| MATERIAL FOR THE TASK |

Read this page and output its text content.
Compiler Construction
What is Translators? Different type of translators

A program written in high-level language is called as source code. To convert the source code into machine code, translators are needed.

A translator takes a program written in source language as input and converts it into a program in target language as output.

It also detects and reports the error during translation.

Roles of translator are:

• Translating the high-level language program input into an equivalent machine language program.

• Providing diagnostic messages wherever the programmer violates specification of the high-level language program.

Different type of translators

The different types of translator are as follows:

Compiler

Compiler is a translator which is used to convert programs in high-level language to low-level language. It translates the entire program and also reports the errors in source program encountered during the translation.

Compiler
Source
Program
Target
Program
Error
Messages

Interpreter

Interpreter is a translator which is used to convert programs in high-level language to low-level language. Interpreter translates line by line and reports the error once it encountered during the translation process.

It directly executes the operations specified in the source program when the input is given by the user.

| GOAL |
Pull out every line of the entries that includes the word "translates".

| REPLY TO THE EXERCISE |
Compiler is a translator which is used to convert programs in high-level language to low-level language. It translates the entire program and also reports the errors in source program encountered during the translation.
Interpreter is a translator which is used to convert programs in high-level language to low-level language. Interpreter translates line by line and reports the error once it encountered during the translation process.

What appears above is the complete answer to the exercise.